WHAT YOU HAVE TO DO: Would you copy out the whole listing exactly as given?

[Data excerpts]
--- Begin ---

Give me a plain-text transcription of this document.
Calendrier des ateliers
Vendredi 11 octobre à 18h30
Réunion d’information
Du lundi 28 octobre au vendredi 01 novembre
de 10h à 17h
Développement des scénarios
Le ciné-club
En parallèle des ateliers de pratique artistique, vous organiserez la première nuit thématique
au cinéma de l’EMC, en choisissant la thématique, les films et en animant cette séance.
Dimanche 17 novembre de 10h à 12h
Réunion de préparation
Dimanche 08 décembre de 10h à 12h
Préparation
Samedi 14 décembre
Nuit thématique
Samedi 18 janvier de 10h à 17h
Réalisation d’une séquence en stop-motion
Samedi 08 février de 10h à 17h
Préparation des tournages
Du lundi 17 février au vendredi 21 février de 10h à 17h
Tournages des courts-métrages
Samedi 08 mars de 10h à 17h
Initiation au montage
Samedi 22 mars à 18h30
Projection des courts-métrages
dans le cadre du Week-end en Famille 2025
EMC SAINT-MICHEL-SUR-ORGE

--- End ---

TASK OUTPUT:
Give me a plain-text transcription of this document.
Calendrier des ateliers
Vendredi 11 octobre à 18h30
Réunion d’information
Du lundi 28 octobre au vendredi 01 novembre
de 10h à 17h
Développement des scénarios
Le ciné-club
En parallèle des ateliers de pratique artistique, vous organiserez la première nuit thématique
au cinéma de l’EMC, en choisissant la thématique, les films et en animant cette séance.
Dimanche 17 novembre de 10h à 12h
Réunion de préparation
Dimanche 08 décembre de 10h à 12h
Préparation
Samedi 14 décembre
Nuit thématique
Samedi 18 janvier de 10h à 17h
Réalisation d’une séquence en stop-motion
Samedi 08 février de 10h à 17h
Préparation des tournages
Du lundi 17 février au vendredi 21 février de 10h à 17h
Tournages des courts-métrages
Samedi 08 mars de 10h à 17h
Initiation au montage
Samedi 22 mars à 18h30
Projection des courts-métrages
dans le cadre du Week-end en Famille 2025
EMC SAINT-MICHEL-SUR-ORGE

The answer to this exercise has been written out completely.